Data supplied>
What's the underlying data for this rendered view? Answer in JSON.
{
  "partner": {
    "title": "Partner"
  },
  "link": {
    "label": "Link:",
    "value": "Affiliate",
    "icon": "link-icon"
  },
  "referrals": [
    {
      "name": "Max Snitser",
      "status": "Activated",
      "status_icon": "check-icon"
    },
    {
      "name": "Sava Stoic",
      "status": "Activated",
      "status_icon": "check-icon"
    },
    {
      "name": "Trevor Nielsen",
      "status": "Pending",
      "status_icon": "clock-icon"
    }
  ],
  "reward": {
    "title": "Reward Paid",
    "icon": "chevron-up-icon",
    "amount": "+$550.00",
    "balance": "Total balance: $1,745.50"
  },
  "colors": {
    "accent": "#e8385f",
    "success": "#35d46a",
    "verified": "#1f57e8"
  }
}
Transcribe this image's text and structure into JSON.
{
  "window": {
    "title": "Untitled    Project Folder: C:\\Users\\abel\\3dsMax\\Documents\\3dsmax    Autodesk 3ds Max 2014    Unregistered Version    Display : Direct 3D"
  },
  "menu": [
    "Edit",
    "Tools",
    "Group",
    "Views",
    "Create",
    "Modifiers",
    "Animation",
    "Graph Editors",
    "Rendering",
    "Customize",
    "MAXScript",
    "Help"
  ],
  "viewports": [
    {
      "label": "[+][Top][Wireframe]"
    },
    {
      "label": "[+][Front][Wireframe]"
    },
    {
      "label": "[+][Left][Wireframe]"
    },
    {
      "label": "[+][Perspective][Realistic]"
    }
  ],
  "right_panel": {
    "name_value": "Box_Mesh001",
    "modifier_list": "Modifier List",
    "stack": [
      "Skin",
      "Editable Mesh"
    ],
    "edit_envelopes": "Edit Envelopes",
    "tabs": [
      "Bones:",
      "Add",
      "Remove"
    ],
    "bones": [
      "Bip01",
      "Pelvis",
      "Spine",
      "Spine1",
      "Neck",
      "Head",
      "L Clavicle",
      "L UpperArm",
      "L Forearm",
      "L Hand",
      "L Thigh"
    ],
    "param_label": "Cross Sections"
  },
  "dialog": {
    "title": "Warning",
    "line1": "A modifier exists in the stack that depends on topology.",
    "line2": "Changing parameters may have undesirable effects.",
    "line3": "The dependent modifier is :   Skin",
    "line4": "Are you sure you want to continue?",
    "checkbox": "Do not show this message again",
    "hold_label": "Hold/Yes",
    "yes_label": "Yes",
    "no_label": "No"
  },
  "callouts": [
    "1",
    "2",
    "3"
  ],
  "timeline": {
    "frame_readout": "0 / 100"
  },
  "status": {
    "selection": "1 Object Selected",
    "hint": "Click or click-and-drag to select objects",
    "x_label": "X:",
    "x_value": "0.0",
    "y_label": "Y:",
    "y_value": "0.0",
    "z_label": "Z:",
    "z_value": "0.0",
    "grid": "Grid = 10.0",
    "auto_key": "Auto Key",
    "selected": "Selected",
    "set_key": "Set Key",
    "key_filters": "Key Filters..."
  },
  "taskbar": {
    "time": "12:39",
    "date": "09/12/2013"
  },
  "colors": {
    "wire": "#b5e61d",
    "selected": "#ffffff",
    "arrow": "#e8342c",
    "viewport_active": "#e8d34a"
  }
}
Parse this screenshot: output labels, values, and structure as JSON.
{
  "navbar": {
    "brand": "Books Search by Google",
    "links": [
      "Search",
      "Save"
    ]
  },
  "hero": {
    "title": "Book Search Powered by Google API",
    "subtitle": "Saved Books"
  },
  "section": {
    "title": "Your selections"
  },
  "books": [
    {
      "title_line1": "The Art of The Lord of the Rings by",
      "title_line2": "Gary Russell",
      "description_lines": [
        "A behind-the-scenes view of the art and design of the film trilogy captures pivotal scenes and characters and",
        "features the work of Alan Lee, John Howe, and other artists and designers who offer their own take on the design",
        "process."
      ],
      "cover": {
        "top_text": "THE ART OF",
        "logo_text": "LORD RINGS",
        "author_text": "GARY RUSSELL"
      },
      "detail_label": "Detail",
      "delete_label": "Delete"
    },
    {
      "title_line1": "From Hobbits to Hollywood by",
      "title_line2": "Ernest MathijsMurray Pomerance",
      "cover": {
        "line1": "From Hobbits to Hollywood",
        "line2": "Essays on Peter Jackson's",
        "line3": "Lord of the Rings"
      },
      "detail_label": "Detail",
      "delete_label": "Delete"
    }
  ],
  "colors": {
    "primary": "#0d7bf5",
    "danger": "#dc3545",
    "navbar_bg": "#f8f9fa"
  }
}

Task to carry out> Among the entries above, how many lines hold the string "stack"? Give the number by itself.

Written reply> 2